WHAT YOU HAVE TO DO: Output every entry exactly as written.

RECORDS FOR THIS TASK:
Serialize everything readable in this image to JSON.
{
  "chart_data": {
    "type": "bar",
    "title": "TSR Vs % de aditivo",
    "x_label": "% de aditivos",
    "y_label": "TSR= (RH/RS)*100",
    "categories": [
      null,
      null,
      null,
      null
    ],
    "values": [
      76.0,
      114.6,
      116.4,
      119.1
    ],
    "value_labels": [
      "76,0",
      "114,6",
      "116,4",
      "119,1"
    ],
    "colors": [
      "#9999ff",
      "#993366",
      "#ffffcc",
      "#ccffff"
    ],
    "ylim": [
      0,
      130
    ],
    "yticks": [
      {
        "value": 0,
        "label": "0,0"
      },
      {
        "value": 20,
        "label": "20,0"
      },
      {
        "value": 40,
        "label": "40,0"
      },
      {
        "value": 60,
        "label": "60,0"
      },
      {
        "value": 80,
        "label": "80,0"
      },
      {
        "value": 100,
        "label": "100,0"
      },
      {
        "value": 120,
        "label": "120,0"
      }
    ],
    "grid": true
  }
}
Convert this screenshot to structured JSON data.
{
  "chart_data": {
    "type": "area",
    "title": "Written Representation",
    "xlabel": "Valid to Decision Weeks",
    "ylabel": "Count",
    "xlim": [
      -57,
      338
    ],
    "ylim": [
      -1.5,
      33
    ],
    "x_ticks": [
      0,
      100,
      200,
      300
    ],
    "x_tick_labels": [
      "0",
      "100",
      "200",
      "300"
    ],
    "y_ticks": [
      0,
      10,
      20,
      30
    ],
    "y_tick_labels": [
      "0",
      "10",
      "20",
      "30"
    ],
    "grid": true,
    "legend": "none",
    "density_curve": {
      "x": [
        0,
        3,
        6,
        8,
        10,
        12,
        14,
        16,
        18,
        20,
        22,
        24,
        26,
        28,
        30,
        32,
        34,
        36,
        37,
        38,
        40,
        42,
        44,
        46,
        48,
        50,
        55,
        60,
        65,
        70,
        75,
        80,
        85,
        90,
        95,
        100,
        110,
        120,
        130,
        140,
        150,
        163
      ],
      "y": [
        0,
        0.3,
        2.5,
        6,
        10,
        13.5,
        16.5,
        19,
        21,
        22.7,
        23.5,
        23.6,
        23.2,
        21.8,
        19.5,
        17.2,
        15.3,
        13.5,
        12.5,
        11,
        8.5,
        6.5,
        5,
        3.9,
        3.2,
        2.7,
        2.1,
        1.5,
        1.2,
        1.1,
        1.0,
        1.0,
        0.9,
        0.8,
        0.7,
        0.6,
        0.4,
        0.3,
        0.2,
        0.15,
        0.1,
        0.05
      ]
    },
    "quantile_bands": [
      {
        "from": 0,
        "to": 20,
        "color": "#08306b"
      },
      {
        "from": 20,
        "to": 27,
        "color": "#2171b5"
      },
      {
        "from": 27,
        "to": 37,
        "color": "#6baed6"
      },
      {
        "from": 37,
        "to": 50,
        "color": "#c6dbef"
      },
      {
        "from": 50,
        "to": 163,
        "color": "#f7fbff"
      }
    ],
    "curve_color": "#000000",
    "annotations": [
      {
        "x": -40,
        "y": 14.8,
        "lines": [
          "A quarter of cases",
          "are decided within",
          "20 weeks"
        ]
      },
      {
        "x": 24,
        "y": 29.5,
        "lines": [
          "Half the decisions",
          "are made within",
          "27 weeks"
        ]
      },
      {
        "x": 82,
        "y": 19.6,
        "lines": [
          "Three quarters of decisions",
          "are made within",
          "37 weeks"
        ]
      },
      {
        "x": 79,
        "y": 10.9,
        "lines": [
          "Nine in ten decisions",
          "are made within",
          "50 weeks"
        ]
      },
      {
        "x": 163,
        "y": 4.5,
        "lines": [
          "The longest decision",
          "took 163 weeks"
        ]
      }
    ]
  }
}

PROBLEM SOLUTION:
Serialize everything readable in this image to JSON.
{
  "chart_data": {
    "type": "bar",
    "title": "TSR Vs % de aditivo",
    "x_label": "% de aditivos",
    "y_label": "TSR= (RH/RS)*100",
    "categories": [
      null,
      null,
      null,
      null
    ],
    "values": [
      76.0,
      114.6,
      116.4,
      119.1
    ],
    "value_labels": [
      "76,0",
      "114,6",
      "116,4",
      "119,1"
    ],
    "colors": [
      "#9999ff",
      "#993366",
      "#ffffcc",
      "#ccffff"
    ],
    "ylim": [
      0,
      130
    ],
    "yticks": [
      {
        "value": 0,
        "label": "0,0"
      },
      {
        "value": 20,
        "label": "20,0"
      },
      {
        "value": 40,
        "label": "40,0"
      },
      {
        "value": 60,
        "label": "60,0"
      },
      {
        "value": 80,
        "label": "80,0"
      },
      {
        "value": 100,
        "label": "100,0"
      },
      {
        "value": 120,
        "label": "120,0"
      }
    ],
    "grid": true
  }
}
Convert this screenshot to structured JSON data.
{
  "chart_data": {
    "type": "area",
    "title": "Written Representation",
    "xlabel": "Valid to Decision Weeks",
    "ylabel": "Count",
    "xlim": [
      -57,
      338
    ],
    "ylim": [
      -1.5,
      33
    ],
    "x_ticks": [
      0,
      100,
      200,
      300
    ],
    "x_tick_labels": [
      "0",
      "100",
      "200",
      "300"
    ],
    "y_ticks": [
      0,
      10,
      20,
      30
    ],
    "y_tick_labels": [
      "0",
      "10",
      "20",
      "30"
    ],
    "grid": true,
    "legend": "none",
    "density_curve": {
      "x": [
        0,
        3,
        6,
        8,
        10,
        12,
        14,
        16,
        18,
        20,
        22,
        24,
        26,
        28,
        30,
        32,
        34,
        36,
        37,
        38,
        40,
        42,
        44,
        46,
        48,
        50,
        55,
        60,
        65,
        70,
        75,
        80,
        85,
        90,
        95,
        100,
        110,
        120,
        130,
        140,
        150,
        163
      ],
      "y": [
        0,
        0.3,
        2.5,
        6,
        10,
        13.5,
        16.5,
        19,
        21,
        22.7,
        23.5,
        23.6,
        23.2,
        21.8,
        19.5,
        17.2,
        15.3,
        13.5,
        12.5,
        11,
        8.5,
        6.5,
        5,
        3.9,
        3.2,
        2.7,
        2.1,
        1.5,
        1.2,
        1.1,
        1.0,
        1.0,
        0.9,
        0.8,
        0.7,
        0.6,
        0.4,
        0.3,
        0.2,
        0.15,
        0.1,
        0.05
      ]
    },
    "quantile_bands": [
      {
        "from": 0,
        "to": 20,
        "color": "#08306b"
      },
      {
        "from": 20,
        "to": 27,
        "color": "#2171b5"
      },
      {
        "from": 27,
        "to": 37,
        "color": "#6baed6"
      },
      {
        "from": 37,
        "to": 50,
        "color": "#c6dbef"
      },
      {
        "from": 50,
        "to": 163,
        "color": "#f7fbff"
      }
    ],
    "curve_color": "#000000",
    "annotations": [
      {
        "x": -40,
        "y": 14.8,
        "lines": [
          "A quarter of cases",
          "are decided within",
          "20 weeks"
        ]
      },
      {
        "x": 24,
        "y": 29.5,
        "lines": [
          "Half the decisions",
          "are made within",
          "27 weeks"
        ]
      },
      {
        "x": 82,
        "y": 19.6,
        "lines": [
          "Three quarters of decisions",
          "are made within",
          "37 weeks"
        ]
      },
      {
        "x": 79,
        "y": 10.9,
        "lines": [
          "Nine in ten decisions",
          "are made within",
          "50 weeks"
        ]
      },
      {
        "x": 163,
        "y": 4.5,
        "lines": [
          "The longest decision",
          "took 163 weeks"
        ]
      }
    ]
  }
}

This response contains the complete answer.